**Stated goal**
Leave the pictures out, and retype all of the material exactly as written.

Source data:
%%

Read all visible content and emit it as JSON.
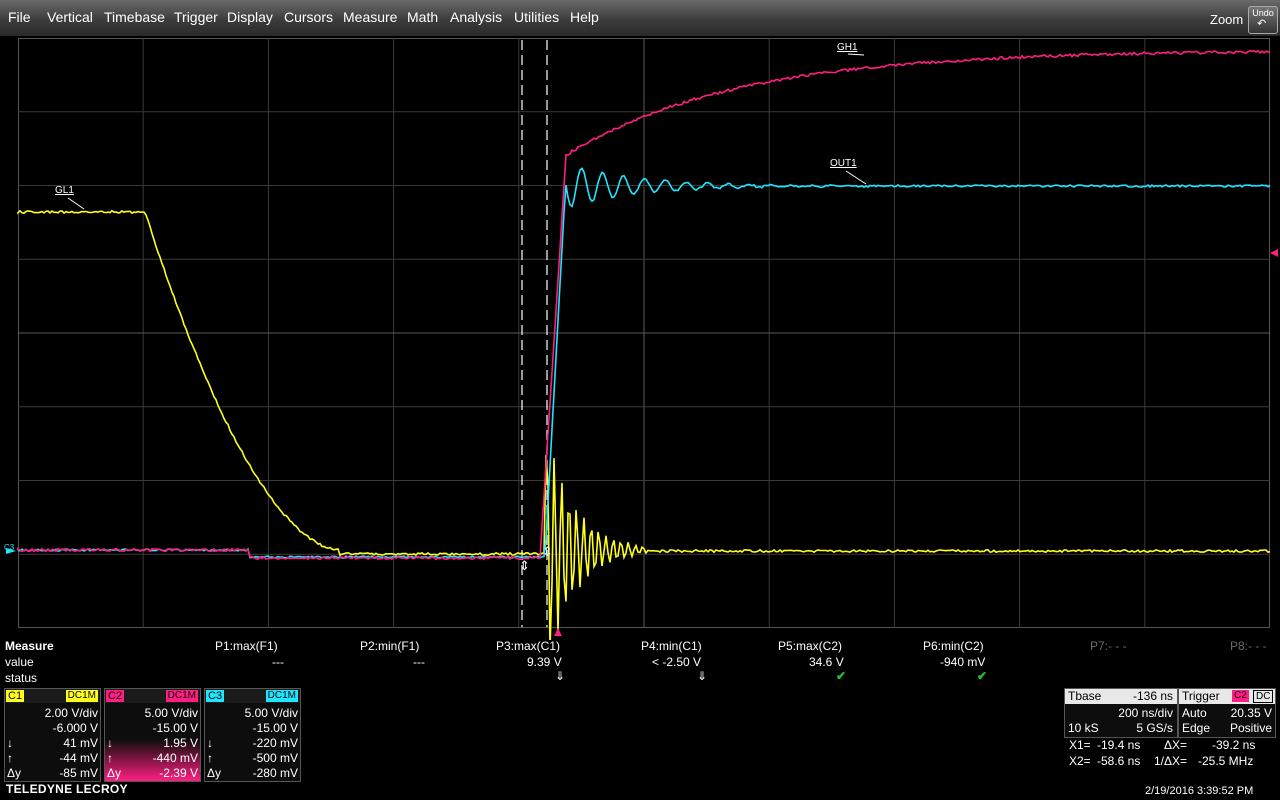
{
  "menu": [
    "File",
    "Vertical",
    "Timebase",
    "Trigger",
    "Display",
    "Cursors",
    "Measure",
    "Math",
    "Analysis",
    "Utilities",
    "Help"
  ],
  "toolbar": {
    "zoom_label": "Zoom",
    "undo_label": "Undo",
    "undo_icon": "undo-arrow-icon"
  },
  "traces": {
    "gl1_label": "GL1",
    "gh1_label": "GH1",
    "out1_label": "OUT1",
    "c3_marker": "C3",
    "colors": {
      "yellow": "#ffff1e",
      "magenta": "#ff1e82",
      "cyan": "#1ee6ff"
    }
  },
  "measure": {
    "title": "Measure",
    "row_value": "value",
    "row_status": "status",
    "columns": [
      {
        "label": "P1:max(F1)",
        "value": "---",
        "status": ""
      },
      {
        "label": "P2:min(F1)",
        "value": "---",
        "status": ""
      },
      {
        "label": "P3:max(C1)",
        "value": "9.39 V",
        "status": "⇓"
      },
      {
        "label": "P4:min(C1)",
        "value": "< -2.50 V",
        "status": "⇓"
      },
      {
        "label": "P5:max(C2)",
        "value": "34.6 V",
        "status": "✔"
      },
      {
        "label": "P6:min(C2)",
        "value": "-940 mV",
        "status": "✔"
      },
      {
        "label": "P7:- - -",
        "value": "",
        "status": ""
      },
      {
        "label": "P8:- - -",
        "value": "",
        "status": ""
      }
    ]
  },
  "channels": [
    {
      "name": "C1",
      "coupling": "DC1M",
      "vdiv": "2.00 V/div",
      "offset": "-6.000 V",
      "c1": "41 mV",
      "c2": "-44 mV",
      "dy": "-85 mV",
      "color": "#ffff1e"
    },
    {
      "name": "C2",
      "coupling": "DC1M",
      "vdiv": "5.00 V/div",
      "offset": "-15.00 V",
      "c1": "1.95 V",
      "c2": "-440 mV",
      "dy": "-2.39 V",
      "color": "#ff1e82"
    },
    {
      "name": "C3",
      "coupling": "DC1M",
      "vdiv": "5.00 V/div",
      "offset": "-15.00 V",
      "c1": "-220 mV",
      "c2": "-500 mV",
      "dy": "-280 mV",
      "color": "#1ee6ff"
    }
  ],
  "cursor_symbols": {
    "down": "↓",
    "up": "↑",
    "dy": "Δy"
  },
  "timebase": {
    "title": "Tbase",
    "delay": "-136 ns",
    "tdiv": "200 ns/div",
    "samples": "10 kS",
    "rate": "5 GS/s"
  },
  "trigger": {
    "title": "Trigger",
    "source": "C2",
    "coupling": "DC",
    "mode": "Auto",
    "level": "20.35 V",
    "type": "Edge",
    "slope": "Positive"
  },
  "cursors": {
    "x1_label": "X1=",
    "x1": "-19.4 ns",
    "dx_label": "ΔX=",
    "dx": "-39.2 ns",
    "x2_label": "X2=",
    "x2": "-58.6 ns",
    "inv_dx_label": "1/ΔX=",
    "inv_dx": "-25.5 MHz"
  },
  "footer": {
    "brand": "TELEDYNE LECROY",
    "datetime": "2/19/2016 3:39:52 PM"
  }
}
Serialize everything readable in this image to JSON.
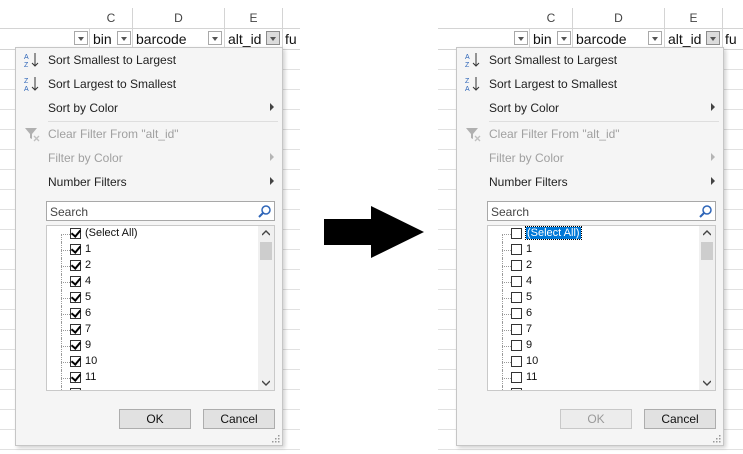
{
  "left": {
    "column_letters": [
      "C",
      "D",
      "E"
    ],
    "headers": [
      "bin",
      "barcode",
      "alt_id",
      "fu"
    ],
    "menu": {
      "sort_asc": "Sort Smallest to Largest",
      "sort_desc": "Sort Largest to Smallest",
      "sort_by_color": "Sort by Color",
      "clear_filter": "Clear Filter From \"alt_id\"",
      "filter_by_color": "Filter by Color",
      "number_filters": "Number Filters",
      "search_placeholder": "Search",
      "items": [
        {
          "label": "(Select All)",
          "checked": true
        },
        {
          "label": "1",
          "checked": true
        },
        {
          "label": "2",
          "checked": true
        },
        {
          "label": "4",
          "checked": true
        },
        {
          "label": "5",
          "checked": true
        },
        {
          "label": "6",
          "checked": true
        },
        {
          "label": "7",
          "checked": true
        },
        {
          "label": "9",
          "checked": true
        },
        {
          "label": "10",
          "checked": true
        },
        {
          "label": "11",
          "checked": true
        }
      ],
      "ok_label": "OK",
      "cancel_label": "Cancel"
    }
  },
  "right": {
    "column_letters": [
      "C",
      "D",
      "E"
    ],
    "headers": [
      "bin",
      "barcode",
      "alt_id",
      "fu"
    ],
    "menu": {
      "sort_asc": "Sort Smallest to Largest",
      "sort_desc": "Sort Largest to Smallest",
      "sort_by_color": "Sort by Color",
      "clear_filter": "Clear Filter From \"alt_id\"",
      "filter_by_color": "Filter by Color",
      "number_filters": "Number Filters",
      "search_placeholder": "Search",
      "items": [
        {
          "label": "(Select All)",
          "checked": false
        },
        {
          "label": "1",
          "checked": false
        },
        {
          "label": "2",
          "checked": false
        },
        {
          "label": "4",
          "checked": false
        },
        {
          "label": "5",
          "checked": false
        },
        {
          "label": "6",
          "checked": false
        },
        {
          "label": "7",
          "checked": false
        },
        {
          "label": "9",
          "checked": false
        },
        {
          "label": "10",
          "checked": false
        },
        {
          "label": "11",
          "checked": false
        }
      ],
      "ok_label": "OK",
      "cancel_label": "Cancel"
    }
  },
  "colors": {
    "accent": "#0078d7",
    "arrow": "#000000"
  }
}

%%

**Output for this task**
Read all visible content and emit it as JSON.
{
  "menu": [
    "File",
    "Vertical",
    "Timebase",
    "Trigger",
    "Display",
    "Cursors",
    "Measure",
    "Math",
    "Analysis",
    "Utilities",
    "Help"
  ],
  "toolbar": {
    "zoom_label": "Zoom",
    "undo_label": "Undo",
    "undo_icon": "undo-arrow-icon"
  },
  "traces": {
    "gl1_label": "GL1",
    "gh1_label": "GH1",
    "out1_label": "OUT1",
    "c3_marker": "C3",
    "colors": {
      "yellow": "#ffff1e",
      "magenta": "#ff1e82",
      "cyan": "#1ee6ff"
    }
  },
  "measure": {
    "title": "Measure",
    "row_value": "value",
    "row_status": "status",
    "columns": [
      {
        "label": "P1:max(F1)",
        "value": "---",
        "status": ""
      },
      {
        "label": "P2:min(F1)",
        "value": "---",
        "status": ""
      },
      {
        "label": "P3:max(C1)",
        "value": "9.39 V",
        "status": "⇓"
      },
      {
        "label": "P4:min(C1)",
        "value": "< -2.50 V",
        "status": "⇓"
      },
      {
        "label": "P5:max(C2)",
        "value": "34.6 V",
        "status": "✔"
      },
      {
        "label": "P6:min(C2)",
        "value": "-940 mV",
        "status": "✔"
      },
      {
        "label": "P7:- - -",
        "value": "",
        "status": ""
      },
      {
        "label": "P8:- - -",
        "value": "",
        "status": ""
      }
    ]
  },
  "channels": [
    {
      "name": "C1",
      "coupling": "DC1M",
      "vdiv": "2.00 V/div",
      "offset": "-6.000 V",
      "c1": "41 mV",
      "c2": "-44 mV",
      "dy": "-85 mV",
      "color": "#ffff1e"
    },
    {
      "name": "C2",
      "coupling": "DC1M",
      "vdiv": "5.00 V/div",
      "offset": "-15.00 V",
      "c1": "1.95 V",
      "c2": "-440 mV",
      "dy": "-2.39 V",
      "color": "#ff1e82"
    },
    {
      "name": "C3",
      "coupling": "DC1M",
      "vdiv": "5.00 V/div",
      "offset": "-15.00 V",
      "c1": "-220 mV",
      "c2": "-500 mV",
      "dy": "-280 mV",
      "color": "#1ee6ff"
    }
  ],
  "cursor_symbols": {
    "down": "↓",
    "up": "↑",
    "dy": "Δy"
  },
  "timebase": {
    "title": "Tbase",
    "delay": "-136 ns",
    "tdiv": "200 ns/div",
    "samples": "10 kS",
    "rate": "5 GS/s"
  },
  "trigger": {
    "title": "Trigger",
    "source": "C2",
    "coupling": "DC",
    "mode": "Auto",
    "level": "20.35 V",
    "type": "Edge",
    "slope": "Positive"
  },
  "cursors": {
    "x1_label": "X1=",
    "x1": "-19.4 ns",
    "dx_label": "ΔX=",
    "dx": "-39.2 ns",
    "x2_label": "X2=",
    "x2": "-58.6 ns",
    "inv_dx_label": "1/ΔX=",
    "inv_dx": "-25.5 MHz"
  },
  "footer": {
    "brand": "TELEDYNE LECROY",
    "datetime": "2/19/2016 3:39:52 PM"
  }
}
Serialize everything readable in this image to JSON.
{
  "left": {
    "column_letters": [
      "C",
      "D",
      "E"
    ],
    "headers": [
      "bin",
      "barcode",
      "alt_id",
      "fu"
    ],
    "menu": {
      "sort_asc": "Sort Smallest to Largest",
      "sort_desc": "Sort Largest to Smallest",
      "sort_by_color": "Sort by Color",
      "clear_filter": "Clear Filter From \"alt_id\"",
      "filter_by_color": "Filter by Color",
      "number_filters": "Number Filters",
      "search_placeholder": "Search",
      "items": [
        {
          "label": "(Select All)",
          "checked": true
        },
        {
          "label": "1",
          "checked": true
        },
        {
          "label": "2",
          "checked": true
        },
        {
          "label": "4",
          "checked": true
        },
        {
          "label": "5",
          "checked": true
        },
        {
          "label": "6",
          "checked": true
        },
        {
          "label": "7",
          "checked": true
        },
        {
          "label": "9",
          "checked": true
        },
        {
          "label": "10",
          "checked": true
        },
        {
          "label": "11",
          "checked": true
        }
      ],
      "ok_label": "OK",
      "cancel_label": "Cancel"
    }
  },
  "right": {
    "column_letters": [
      "C",
      "D",
      "E"
    ],
    "headers": [
      "bin",
      "barcode",
      "alt_id",
      "fu"
    ],
    "menu": {
      "sort_asc": "Sort Smallest to Largest",
      "sort_desc": "Sort Largest to Smallest",
      "sort_by_color": "Sort by Color",
      "clear_filter": "Clear Filter From \"alt_id\"",
      "filter_by_color": "Filter by Color",
      "number_filters": "Number Filters",
      "search_placeholder": "Search",
      "items": [
        {
          "label": "(Select All)",
          "checked": false
        },
        {
          "label": "1",
          "checked": false
        },
        {
          "label": "2",
          "checked": false
        },
        {
          "label": "4",
          "checked": false
        },
        {
          "label": "5",
          "checked": false
        },
        {
          "label": "6",
          "checked": false
        },
        {
          "label": "7",
          "checked": false
        },
        {
          "label": "9",
          "checked": false
        },
        {
          "label": "10",
          "checked": false
        },
        {
          "label": "11",
          "checked": false
        }
      ],
      "ok_label": "OK",
      "cancel_label": "Cancel"
    }
  },
  "colors": {
    "accent": "#0078d7",
    "arrow": "#000000"
  }
}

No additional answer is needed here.